— Begin Provided records —
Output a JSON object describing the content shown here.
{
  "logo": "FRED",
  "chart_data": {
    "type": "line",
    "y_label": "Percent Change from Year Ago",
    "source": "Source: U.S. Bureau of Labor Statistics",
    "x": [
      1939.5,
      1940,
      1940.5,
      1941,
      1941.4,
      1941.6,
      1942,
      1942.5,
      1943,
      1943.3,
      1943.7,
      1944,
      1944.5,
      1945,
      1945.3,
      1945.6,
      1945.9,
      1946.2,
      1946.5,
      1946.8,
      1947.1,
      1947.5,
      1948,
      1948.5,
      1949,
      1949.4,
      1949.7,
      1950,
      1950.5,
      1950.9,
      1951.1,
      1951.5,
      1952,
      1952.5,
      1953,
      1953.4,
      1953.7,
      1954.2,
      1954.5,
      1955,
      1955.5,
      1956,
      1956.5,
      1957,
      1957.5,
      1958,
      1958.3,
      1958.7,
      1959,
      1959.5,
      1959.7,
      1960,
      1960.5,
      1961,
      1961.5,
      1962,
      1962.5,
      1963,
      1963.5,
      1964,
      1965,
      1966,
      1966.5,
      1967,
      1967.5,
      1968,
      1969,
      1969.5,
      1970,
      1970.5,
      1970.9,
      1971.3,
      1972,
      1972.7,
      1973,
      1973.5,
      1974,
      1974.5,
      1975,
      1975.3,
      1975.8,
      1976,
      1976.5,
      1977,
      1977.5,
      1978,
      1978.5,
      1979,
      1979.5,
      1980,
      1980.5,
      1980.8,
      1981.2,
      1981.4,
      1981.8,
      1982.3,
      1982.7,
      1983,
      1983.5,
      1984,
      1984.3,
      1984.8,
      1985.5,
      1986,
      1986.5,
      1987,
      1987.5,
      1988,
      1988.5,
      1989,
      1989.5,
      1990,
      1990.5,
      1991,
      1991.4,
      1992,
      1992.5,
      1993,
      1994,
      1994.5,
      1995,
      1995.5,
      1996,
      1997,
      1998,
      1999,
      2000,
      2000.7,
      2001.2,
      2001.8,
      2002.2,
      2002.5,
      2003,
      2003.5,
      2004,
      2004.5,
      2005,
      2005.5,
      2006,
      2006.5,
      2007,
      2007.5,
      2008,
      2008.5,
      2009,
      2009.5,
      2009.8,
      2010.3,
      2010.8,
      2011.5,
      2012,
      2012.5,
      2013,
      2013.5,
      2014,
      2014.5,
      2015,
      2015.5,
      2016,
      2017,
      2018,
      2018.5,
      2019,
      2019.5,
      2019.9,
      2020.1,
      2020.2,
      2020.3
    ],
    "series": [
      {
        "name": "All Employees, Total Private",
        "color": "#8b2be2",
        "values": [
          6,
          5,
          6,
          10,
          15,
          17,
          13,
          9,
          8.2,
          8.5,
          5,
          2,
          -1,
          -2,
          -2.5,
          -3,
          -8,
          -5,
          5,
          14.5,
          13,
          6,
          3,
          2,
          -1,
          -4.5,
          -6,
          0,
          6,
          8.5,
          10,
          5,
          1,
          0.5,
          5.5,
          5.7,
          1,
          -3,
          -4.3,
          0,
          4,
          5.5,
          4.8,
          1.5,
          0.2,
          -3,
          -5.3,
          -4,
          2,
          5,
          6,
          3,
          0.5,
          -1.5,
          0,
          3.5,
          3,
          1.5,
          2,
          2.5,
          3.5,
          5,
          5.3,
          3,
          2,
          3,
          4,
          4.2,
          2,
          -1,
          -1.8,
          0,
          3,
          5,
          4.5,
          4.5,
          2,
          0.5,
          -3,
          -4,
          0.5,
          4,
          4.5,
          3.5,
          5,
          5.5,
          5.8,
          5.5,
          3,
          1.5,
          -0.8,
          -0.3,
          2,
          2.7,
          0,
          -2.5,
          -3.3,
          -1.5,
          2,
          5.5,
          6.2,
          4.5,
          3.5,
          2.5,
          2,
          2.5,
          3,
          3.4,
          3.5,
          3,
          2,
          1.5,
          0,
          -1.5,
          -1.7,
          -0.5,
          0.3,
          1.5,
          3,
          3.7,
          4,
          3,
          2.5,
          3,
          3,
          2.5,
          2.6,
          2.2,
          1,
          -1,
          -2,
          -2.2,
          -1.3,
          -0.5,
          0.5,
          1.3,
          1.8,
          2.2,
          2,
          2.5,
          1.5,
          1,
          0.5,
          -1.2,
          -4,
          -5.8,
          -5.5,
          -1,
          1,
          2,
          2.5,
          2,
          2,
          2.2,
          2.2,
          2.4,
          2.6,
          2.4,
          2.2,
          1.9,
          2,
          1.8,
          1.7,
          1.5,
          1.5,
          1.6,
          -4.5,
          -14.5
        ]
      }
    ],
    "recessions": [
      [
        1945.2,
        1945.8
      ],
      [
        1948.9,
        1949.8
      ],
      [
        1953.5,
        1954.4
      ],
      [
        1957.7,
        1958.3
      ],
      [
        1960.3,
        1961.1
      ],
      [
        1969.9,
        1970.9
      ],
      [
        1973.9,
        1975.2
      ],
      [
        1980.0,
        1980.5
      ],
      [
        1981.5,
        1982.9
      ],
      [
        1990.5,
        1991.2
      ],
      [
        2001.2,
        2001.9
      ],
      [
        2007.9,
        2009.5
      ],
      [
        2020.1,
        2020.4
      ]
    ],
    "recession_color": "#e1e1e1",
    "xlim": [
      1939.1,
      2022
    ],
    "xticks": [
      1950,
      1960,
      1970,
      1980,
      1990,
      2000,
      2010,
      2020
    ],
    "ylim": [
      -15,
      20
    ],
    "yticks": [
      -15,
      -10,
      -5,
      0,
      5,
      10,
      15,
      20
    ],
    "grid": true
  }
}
— End Provided records —
**Given request**: Reproduce the records above exactly.

**The completed task**:
Output a JSON object describing the content shown here.
{
  "logo": "FRED",
  "chart_data": {
    "type": "line",
    "y_label": "Percent Change from Year Ago",
    "source": "Source: U.S. Bureau of Labor Statistics",
    "x": [
      1939.5,
      1940,
      1940.5,
      1941,
      1941.4,
      1941.6,
      1942,
      1942.5,
      1943,
      1943.3,
      1943.7,
      1944,
      1944.5,
      1945,
      1945.3,
      1945.6,
      1945.9,
      1946.2,
      1946.5,
      1946.8,
      1947.1,
      1947.5,
      1948,
      1948.5,
      1949,
      1949.4,
      1949.7,
      1950,
      1950.5,
      1950.9,
      1951.1,
      1951.5,
      1952,
      1952.5,
      1953,
      1953.4,
      1953.7,
      1954.2,
      1954.5,
      1955,
      1955.5,
      1956,
      1956.5,
      1957,
      1957.5,
      1958,
      1958.3,
      1958.7,
      1959,
      1959.5,
      1959.7,
      1960,
      1960.5,
      1961,
      1961.5,
      1962,
      1962.5,
      1963,
      1963.5,
      1964,
      1965,
      1966,
      1966.5,
      1967,
      1967.5,
      1968,
      1969,
      1969.5,
      1970,
      1970.5,
      1970.9,
      1971.3,
      1972,
      1972.7,
      1973,
      1973.5,
      1974,
      1974.5,
      1975,
      1975.3,
      1975.8,
      1976,
      1976.5,
      1977,
      1977.5,
      1978,
      1978.5,
      1979,
      1979.5,
      1980,
      1980.5,
      1980.8,
      1981.2,
      1981.4,
      1981.8,
      1982.3,
      1982.7,
      1983,
      1983.5,
      1984,
      1984.3,
      1984.8,
      1985.5,
      1986,
      1986.5,
      1987,
      1987.5,
      1988,
      1988.5,
      1989,
      1989.5,
      1990,
      1990.5,
      1991,
      1991.4,
      1992,
      1992.5,
      1993,
      1994,
      1994.5,
      1995,
      1995.5,
      1996,
      1997,
      1998,
      1999,
      2000,
      2000.7,
      2001.2,
      2001.8,
      2002.2,
      2002.5,
      2003,
      2003.5,
      2004,
      2004.5,
      2005,
      2005.5,
      2006,
      2006.5,
      2007,
      2007.5,
      2008,
      2008.5,
      2009,
      2009.5,
      2009.8,
      2010.3,
      2010.8,
      2011.5,
      2012,
      2012.5,
      2013,
      2013.5,
      2014,
      2014.5,
      2015,
      2015.5,
      2016,
      2017,
      2018,
      2018.5,
      2019,
      2019.5,
      2019.9,
      2020.1,
      2020.2,
      2020.3
    ],
    "series": [
      {
        "name": "All Employees, Total Private",
        "color": "#8b2be2",
        "values": [
          6,
          5,
          6,
          10,
          15,
          17,
          13,
          9,
          8.2,
          8.5,
          5,
          2,
          -1,
          -2,
          -2.5,
          -3,
          -8,
          -5,
          5,
          14.5,
          13,
          6,
          3,
          2,
          -1,
          -4.5,
          -6,
          0,
          6,
          8.5,
          10,
          5,
          1,
          0.5,
          5.5,
          5.7,
          1,
          -3,
          -4.3,
          0,
          4,
          5.5,
          4.8,
          1.5,
          0.2,
          -3,
          -5.3,
          -4,
          2,
          5,
          6,
          3,
          0.5,
          -1.5,
          0,
          3.5,
          3,
          1.5,
          2,
          2.5,
          3.5,
          5,
          5.3,
          3,
          2,
          3,
          4,
          4.2,
          2,
          -1,
          -1.8,
          0,
          3,
          5,
          4.5,
          4.5,
          2,
          0.5,
          -3,
          -4,
          0.5,
          4,
          4.5,
          3.5,
          5,
          5.5,
          5.8,
          5.5,
          3,
          1.5,
          -0.8,
          -0.3,
          2,
          2.7,
          0,
          -2.5,
          -3.3,
          -1.5,
          2,
          5.5,
          6.2,
          4.5,
          3.5,
          2.5,
          2,
          2.5,
          3,
          3.4,
          3.5,
          3,
          2,
          1.5,
          0,
          -1.5,
          -1.7,
          -0.5,
          0.3,
          1.5,
          3,
          3.7,
          4,
          3,
          2.5,
          3,
          3,
          2.5,
          2.6,
          2.2,
          1,
          -1,
          -2,
          -2.2,
          -1.3,
          -0.5,
          0.5,
          1.3,
          1.8,
          2.2,
          2,
          2.5,
          1.5,
          1,
          0.5,
          -1.2,
          -4,
          -5.8,
          -5.5,
          -1,
          1,
          2,
          2.5,
          2,
          2,
          2.2,
          2.2,
          2.4,
          2.6,
          2.4,
          2.2,
          1.9,
          2,
          1.8,
          1.7,
          1.5,
          1.5,
          1.6,
          -4.5,
          -14.5
        ]
      }
    ],
    "recessions": [
      [
        1945.2,
        1945.8
      ],
      [
        1948.9,
        1949.8
      ],
      [
        1953.5,
        1954.4
      ],
      [
        1957.7,
        1958.3
      ],
      [
        1960.3,
        1961.1
      ],
      [
        1969.9,
        1970.9
      ],
      [
        1973.9,
        1975.2
      ],
      [
        1980.0,
        1980.5
      ],
      [
        1981.5,
        1982.9
      ],
      [
        1990.5,
        1991.2
      ],
      [
        2001.2,
        2001.9
      ],
      [
        2007.9,
        2009.5
      ],
      [
        2020.1,
        2020.4
      ]
    ],
    "recession_color": "#e1e1e1",
    "xlim": [
      1939.1,
      2022
    ],
    "xticks": [
      1950,
      1960,
      1970,
      1980,
      1990,
      2000,
      2010,
      2020
    ],
    "ylim": [
      -15,
      20
    ],
    "yticks": [
      -15,
      -10,
      -5,
      0,
      5,
      10,
      15,
      20
    ],
    "grid": true
  }
}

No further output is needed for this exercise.